_Direction:_ Where a line holds "voltages", copy it.

_Dataset:_
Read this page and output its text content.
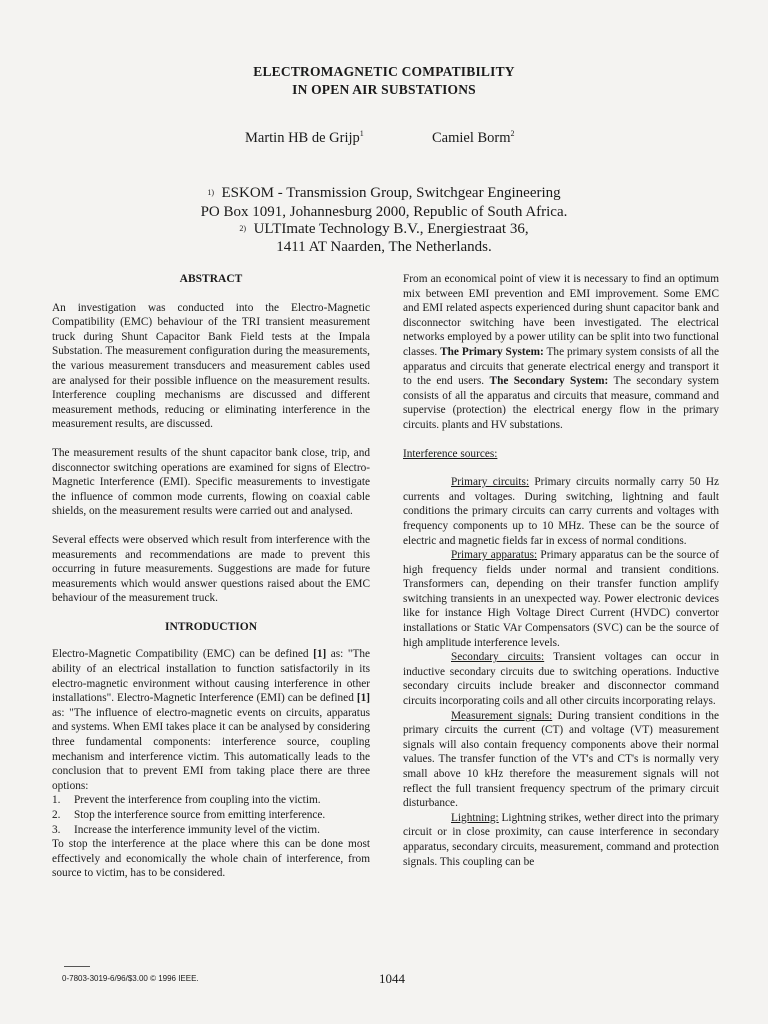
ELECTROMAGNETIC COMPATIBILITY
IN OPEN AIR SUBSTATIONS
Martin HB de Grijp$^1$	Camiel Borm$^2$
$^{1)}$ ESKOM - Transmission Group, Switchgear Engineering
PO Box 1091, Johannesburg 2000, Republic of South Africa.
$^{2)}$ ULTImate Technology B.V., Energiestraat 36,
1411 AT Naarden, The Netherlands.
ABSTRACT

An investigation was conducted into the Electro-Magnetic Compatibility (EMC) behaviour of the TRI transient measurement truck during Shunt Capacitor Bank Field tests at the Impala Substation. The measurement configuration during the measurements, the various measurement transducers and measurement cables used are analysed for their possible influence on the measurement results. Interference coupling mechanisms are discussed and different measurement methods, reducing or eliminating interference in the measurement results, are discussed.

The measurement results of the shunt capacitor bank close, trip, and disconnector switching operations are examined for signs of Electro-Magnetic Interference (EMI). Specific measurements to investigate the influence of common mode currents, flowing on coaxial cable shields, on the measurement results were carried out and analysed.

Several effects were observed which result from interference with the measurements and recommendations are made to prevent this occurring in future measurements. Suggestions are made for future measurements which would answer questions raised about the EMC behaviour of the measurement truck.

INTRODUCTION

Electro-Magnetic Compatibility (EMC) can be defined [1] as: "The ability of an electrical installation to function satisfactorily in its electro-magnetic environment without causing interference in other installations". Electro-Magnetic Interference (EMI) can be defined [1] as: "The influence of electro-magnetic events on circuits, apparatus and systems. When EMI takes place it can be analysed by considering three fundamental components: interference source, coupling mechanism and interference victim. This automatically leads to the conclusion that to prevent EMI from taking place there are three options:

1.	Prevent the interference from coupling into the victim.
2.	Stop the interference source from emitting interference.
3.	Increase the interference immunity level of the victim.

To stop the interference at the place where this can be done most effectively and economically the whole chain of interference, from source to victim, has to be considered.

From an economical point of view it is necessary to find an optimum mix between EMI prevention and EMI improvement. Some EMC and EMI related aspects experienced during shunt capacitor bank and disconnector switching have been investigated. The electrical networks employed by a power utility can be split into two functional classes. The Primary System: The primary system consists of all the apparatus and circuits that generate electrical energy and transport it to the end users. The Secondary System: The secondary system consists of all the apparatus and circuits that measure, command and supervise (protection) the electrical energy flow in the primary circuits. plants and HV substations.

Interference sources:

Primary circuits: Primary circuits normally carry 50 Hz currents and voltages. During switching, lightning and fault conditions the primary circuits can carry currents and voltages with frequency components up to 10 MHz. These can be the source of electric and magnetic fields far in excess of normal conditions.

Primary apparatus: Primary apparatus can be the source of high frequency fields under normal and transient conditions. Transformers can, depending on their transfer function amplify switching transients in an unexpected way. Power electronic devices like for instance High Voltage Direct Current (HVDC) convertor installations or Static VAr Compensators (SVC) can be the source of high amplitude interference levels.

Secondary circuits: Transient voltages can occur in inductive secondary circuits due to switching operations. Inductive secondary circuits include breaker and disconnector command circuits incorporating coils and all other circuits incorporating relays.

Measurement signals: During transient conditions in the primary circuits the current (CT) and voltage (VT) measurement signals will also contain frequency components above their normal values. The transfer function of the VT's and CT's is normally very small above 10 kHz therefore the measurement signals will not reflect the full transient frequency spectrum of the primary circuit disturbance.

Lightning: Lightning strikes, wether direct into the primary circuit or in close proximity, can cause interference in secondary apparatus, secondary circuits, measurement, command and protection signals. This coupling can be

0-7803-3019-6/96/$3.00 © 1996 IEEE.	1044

==

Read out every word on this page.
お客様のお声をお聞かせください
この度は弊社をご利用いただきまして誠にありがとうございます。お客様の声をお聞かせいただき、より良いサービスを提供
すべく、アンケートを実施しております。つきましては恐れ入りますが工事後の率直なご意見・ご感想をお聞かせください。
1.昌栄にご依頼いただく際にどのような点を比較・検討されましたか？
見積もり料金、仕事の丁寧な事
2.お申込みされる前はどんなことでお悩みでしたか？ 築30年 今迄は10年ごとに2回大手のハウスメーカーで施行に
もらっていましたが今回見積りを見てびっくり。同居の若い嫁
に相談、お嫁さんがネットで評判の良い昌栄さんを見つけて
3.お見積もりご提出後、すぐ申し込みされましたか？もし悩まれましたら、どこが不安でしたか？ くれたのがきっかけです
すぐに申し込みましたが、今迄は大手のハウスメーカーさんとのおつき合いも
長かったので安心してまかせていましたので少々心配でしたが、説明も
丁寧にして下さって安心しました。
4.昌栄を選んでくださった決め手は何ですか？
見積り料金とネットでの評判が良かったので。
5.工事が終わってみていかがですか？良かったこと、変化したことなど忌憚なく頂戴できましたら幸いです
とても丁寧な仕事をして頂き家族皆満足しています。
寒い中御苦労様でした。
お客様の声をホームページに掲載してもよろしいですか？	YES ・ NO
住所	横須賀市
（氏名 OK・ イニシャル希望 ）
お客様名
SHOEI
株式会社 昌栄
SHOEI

_Task response:_
Primary circuits: Primary circuits normally carry 50 Hz currents and voltages. During switching, lightning and fault conditions the primary circuits can carry currents and voltages with frequency components up to 10 MHz. These can be the source of electric and magnetic fields far in excess of normal conditions.
Secondary circuits: Transient voltages can occur in inductive secondary circuits due to switching operations. Inductive secondary circuits include breaker and disconnector command circuits incorporating coils and all other circuits incorporating relays.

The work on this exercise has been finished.